§ What you should do: Output all the data exactly. Pictures do not belong in the copy.

§ Extracted records:
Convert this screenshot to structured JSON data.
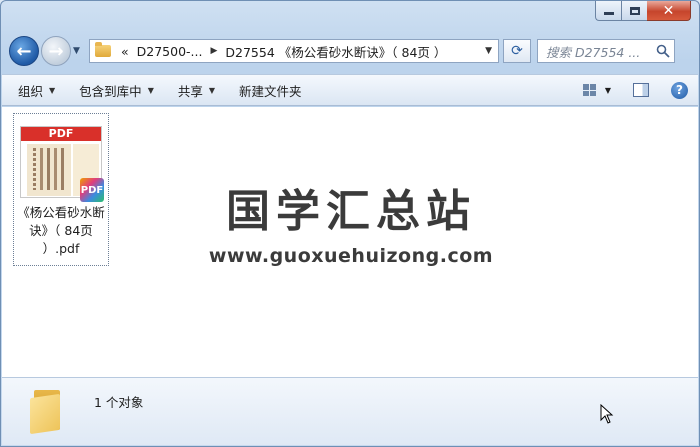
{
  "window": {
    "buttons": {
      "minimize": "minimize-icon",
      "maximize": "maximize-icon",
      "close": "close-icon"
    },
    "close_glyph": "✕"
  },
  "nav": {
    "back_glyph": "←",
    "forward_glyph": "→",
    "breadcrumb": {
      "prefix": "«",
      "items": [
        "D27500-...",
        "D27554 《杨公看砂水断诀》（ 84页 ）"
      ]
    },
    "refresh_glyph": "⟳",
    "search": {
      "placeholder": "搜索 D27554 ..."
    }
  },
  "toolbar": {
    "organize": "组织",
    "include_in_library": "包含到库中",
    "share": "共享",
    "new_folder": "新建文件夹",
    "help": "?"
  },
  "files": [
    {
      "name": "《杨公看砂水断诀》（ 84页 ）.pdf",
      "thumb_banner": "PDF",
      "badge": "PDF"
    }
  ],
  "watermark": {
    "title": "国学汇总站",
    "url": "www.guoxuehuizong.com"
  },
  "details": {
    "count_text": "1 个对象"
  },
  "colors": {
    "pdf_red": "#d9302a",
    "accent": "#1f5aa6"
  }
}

§ Written reply:
Convert this screenshot to structured JSON data.
{
  "window": {
    "buttons": {
      "minimize": "minimize-icon",
      "maximize": "maximize-icon",
      "close": "close-icon"
    },
    "close_glyph": "✕"
  },
  "nav": {
    "back_glyph": "←",
    "forward_glyph": "→",
    "breadcrumb": {
      "prefix": "«",
      "items": [
        "D27500-...",
        "D27554 《杨公看砂水断诀》（ 84页 ）"
      ]
    },
    "refresh_glyph": "⟳",
    "search": {
      "placeholder": "搜索 D27554 ..."
    }
  },
  "toolbar": {
    "organize": "组织",
    "include_in_library": "包含到库中",
    "share": "共享",
    "new_folder": "新建文件夹",
    "help": "?"
  },
  "files": [
    {
      "name": "《杨公看砂水断诀》（ 84页 ）.pdf",
      "thumb_banner": "PDF",
      "badge": "PDF"
    }
  ],
  "watermark": {
    "title": "国学汇总站",
    "url": "www.guoxuehuizong.com"
  },
  "details": {
    "count_text": "1 个对象"
  },
  "colors": {
    "pdf_red": "#d9302a",
    "accent": "#1f5aa6"
  }
}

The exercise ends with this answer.